- [What is needed]: Locate each line in the records below that contains the string "thickness" and copy those lines out. Letter case matters.

- [Annotated element entries]:
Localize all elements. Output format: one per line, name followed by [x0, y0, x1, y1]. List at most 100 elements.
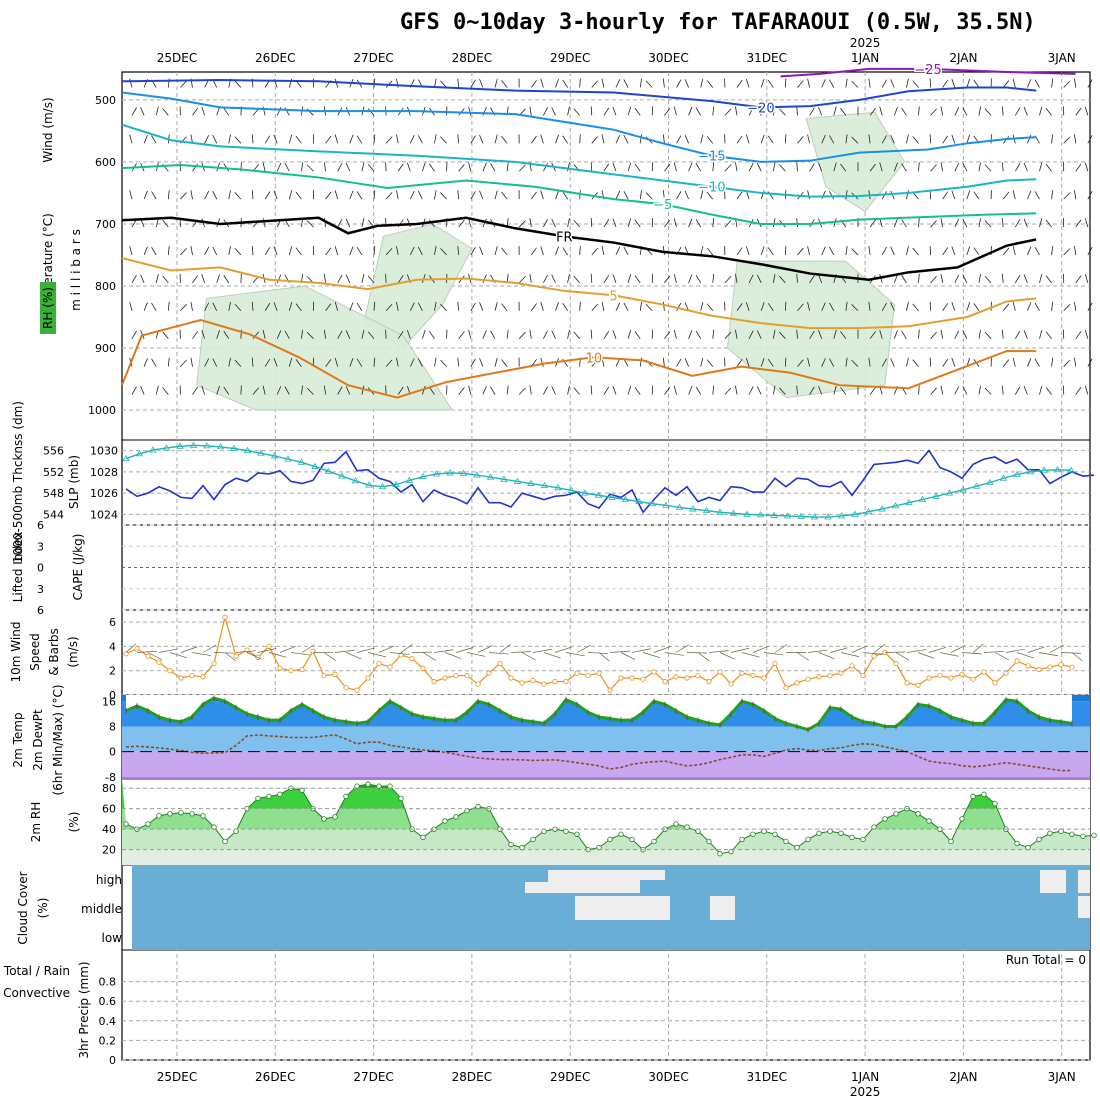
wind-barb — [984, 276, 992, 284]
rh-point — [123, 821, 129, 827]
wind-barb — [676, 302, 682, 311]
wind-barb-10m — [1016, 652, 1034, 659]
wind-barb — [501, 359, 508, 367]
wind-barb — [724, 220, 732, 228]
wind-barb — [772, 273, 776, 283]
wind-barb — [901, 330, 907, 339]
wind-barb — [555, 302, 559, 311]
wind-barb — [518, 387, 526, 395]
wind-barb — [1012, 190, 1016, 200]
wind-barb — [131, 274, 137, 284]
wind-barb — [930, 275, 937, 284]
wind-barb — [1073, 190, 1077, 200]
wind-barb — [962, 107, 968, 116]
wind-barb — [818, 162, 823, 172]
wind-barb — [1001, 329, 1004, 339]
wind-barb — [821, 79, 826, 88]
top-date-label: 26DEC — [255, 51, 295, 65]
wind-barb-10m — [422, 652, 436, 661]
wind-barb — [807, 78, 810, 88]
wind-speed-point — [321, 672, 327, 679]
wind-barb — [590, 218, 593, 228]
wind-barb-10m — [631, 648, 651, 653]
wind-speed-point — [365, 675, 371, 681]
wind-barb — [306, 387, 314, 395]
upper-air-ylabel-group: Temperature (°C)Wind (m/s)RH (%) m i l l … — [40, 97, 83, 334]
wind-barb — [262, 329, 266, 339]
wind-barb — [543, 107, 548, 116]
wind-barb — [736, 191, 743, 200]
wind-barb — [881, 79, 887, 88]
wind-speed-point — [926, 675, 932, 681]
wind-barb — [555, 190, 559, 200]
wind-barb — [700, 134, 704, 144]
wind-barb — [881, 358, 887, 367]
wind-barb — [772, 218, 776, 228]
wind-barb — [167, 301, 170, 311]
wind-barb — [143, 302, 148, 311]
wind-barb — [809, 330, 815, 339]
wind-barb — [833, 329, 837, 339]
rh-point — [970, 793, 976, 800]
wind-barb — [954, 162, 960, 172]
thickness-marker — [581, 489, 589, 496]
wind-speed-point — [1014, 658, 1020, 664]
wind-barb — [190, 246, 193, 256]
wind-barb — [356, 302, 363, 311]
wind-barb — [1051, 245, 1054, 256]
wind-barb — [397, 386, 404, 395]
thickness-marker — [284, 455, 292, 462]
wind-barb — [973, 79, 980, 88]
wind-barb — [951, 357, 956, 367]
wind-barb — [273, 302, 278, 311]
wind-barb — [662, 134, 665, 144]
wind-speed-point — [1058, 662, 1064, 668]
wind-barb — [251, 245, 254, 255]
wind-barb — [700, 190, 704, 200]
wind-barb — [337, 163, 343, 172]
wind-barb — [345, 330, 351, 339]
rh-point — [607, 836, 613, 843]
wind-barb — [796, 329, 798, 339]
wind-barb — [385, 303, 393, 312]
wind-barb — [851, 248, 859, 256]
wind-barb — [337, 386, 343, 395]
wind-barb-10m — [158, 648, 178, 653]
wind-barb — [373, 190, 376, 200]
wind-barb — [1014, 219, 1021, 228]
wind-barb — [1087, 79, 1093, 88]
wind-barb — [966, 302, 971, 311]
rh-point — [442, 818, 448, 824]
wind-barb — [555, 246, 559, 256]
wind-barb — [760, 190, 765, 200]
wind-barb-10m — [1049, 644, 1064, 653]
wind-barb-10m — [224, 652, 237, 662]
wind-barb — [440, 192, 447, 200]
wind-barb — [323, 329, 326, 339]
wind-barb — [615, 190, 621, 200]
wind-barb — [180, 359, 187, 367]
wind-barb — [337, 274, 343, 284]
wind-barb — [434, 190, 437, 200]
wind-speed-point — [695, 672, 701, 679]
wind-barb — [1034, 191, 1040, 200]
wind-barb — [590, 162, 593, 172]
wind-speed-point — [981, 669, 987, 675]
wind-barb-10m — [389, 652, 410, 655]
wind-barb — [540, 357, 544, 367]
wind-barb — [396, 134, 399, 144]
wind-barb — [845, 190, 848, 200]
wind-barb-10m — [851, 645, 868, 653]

- [Output for this task]:
thickness-marker — [581, 489, 589, 496]
thickness-marker — [284, 455, 292, 462]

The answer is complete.